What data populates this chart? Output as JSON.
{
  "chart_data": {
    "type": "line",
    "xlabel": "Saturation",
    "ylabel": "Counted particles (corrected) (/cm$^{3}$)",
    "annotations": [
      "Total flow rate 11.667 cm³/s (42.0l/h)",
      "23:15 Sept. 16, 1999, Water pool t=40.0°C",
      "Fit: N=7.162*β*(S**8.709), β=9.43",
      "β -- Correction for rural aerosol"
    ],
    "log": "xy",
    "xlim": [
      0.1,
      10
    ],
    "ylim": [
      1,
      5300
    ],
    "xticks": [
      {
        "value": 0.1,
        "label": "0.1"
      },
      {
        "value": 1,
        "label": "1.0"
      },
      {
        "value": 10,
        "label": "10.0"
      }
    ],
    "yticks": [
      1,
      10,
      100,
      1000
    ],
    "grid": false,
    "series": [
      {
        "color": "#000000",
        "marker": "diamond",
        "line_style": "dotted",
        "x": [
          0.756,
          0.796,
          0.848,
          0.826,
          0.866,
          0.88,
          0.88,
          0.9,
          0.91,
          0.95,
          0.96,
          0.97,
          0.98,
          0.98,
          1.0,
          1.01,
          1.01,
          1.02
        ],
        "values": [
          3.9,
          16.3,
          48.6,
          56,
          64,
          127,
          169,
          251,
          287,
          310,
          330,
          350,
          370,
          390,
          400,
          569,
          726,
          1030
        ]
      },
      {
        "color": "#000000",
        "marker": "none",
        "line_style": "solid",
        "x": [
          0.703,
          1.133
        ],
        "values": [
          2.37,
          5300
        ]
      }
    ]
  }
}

-------

:: Directions for this task ::
Repeat the material above exactly.

:: Final result ::
What data populates this chart? Output as JSON.
{
  "chart_data": {
    "type": "line",
    "xlabel": "Saturation",
    "ylabel": "Counted particles (corrected) (/cm$^{3}$)",
    "annotations": [
      "Total flow rate 11.667 cm³/s (42.0l/h)",
      "23:15 Sept. 16, 1999, Water pool t=40.0°C",
      "Fit: N=7.162*β*(S**8.709), β=9.43",
      "β -- Correction for rural aerosol"
    ],
    "log": "xy",
    "xlim": [
      0.1,
      10
    ],
    "ylim": [
      1,
      5300
    ],
    "xticks": [
      {
        "value": 0.1,
        "label": "0.1"
      },
      {
        "value": 1,
        "label": "1.0"
      },
      {
        "value": 10,
        "label": "10.0"
      }
    ],
    "yticks": [
      1,
      10,
      100,
      1000
    ],
    "grid": false,
    "series": [
      {
        "color": "#000000",
        "marker": "diamond",
        "line_style": "dotted",
        "x": [
          0.756,
          0.796,
          0.848,
          0.826,
          0.866,
          0.88,
          0.88,
          0.9,
          0.91,
          0.95,
          0.96,
          0.97,
          0.98,
          0.98,
          1.0,
          1.01,
          1.01,
          1.02
        ],
        "values": [
          3.9,
          16.3,
          48.6,
          56,
          64,
          127,
          169,
          251,
          287,
          310,
          330,
          350,
          370,
          390,
          400,
          569,
          726,
          1030
        ]
      },
      {
        "color": "#000000",
        "marker": "none",
        "line_style": "solid",
        "x": [
          0.703,
          1.133
        ],
        "values": [
          2.37,
          5300
        ]
      }
    ]
  }
}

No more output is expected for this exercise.